Records shown:
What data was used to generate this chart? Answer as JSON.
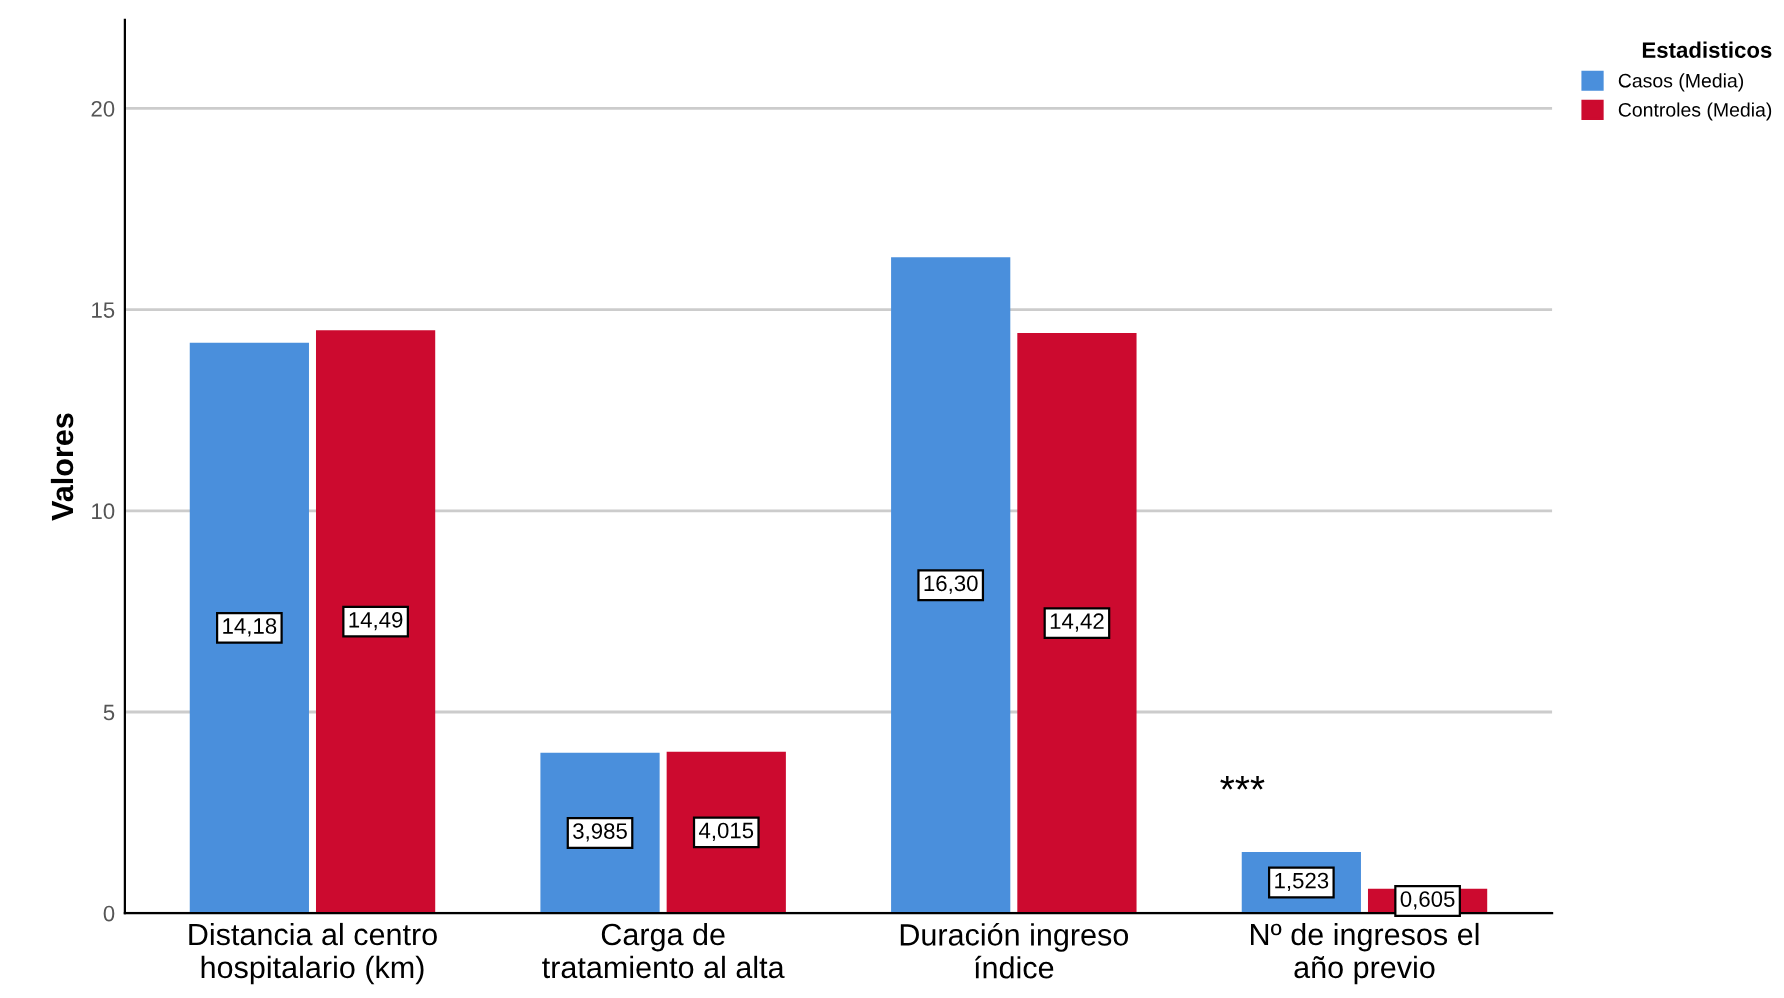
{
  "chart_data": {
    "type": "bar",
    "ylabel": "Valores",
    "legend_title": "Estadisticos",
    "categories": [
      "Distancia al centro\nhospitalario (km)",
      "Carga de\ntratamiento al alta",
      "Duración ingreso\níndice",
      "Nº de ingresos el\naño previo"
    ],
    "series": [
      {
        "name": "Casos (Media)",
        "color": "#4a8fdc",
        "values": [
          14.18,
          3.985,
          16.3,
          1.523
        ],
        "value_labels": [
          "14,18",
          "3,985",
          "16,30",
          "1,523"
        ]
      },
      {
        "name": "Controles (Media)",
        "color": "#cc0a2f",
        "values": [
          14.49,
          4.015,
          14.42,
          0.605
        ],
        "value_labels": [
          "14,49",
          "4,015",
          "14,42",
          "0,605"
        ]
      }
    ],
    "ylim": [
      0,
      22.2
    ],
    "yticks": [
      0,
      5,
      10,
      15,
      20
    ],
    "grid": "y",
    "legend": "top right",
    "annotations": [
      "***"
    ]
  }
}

Task requirements:
Pick out, from the lines above, every one that contains the string "Media".

Written solution:
        "name": "Casos (Media)",
        "name": "Controles (Media)",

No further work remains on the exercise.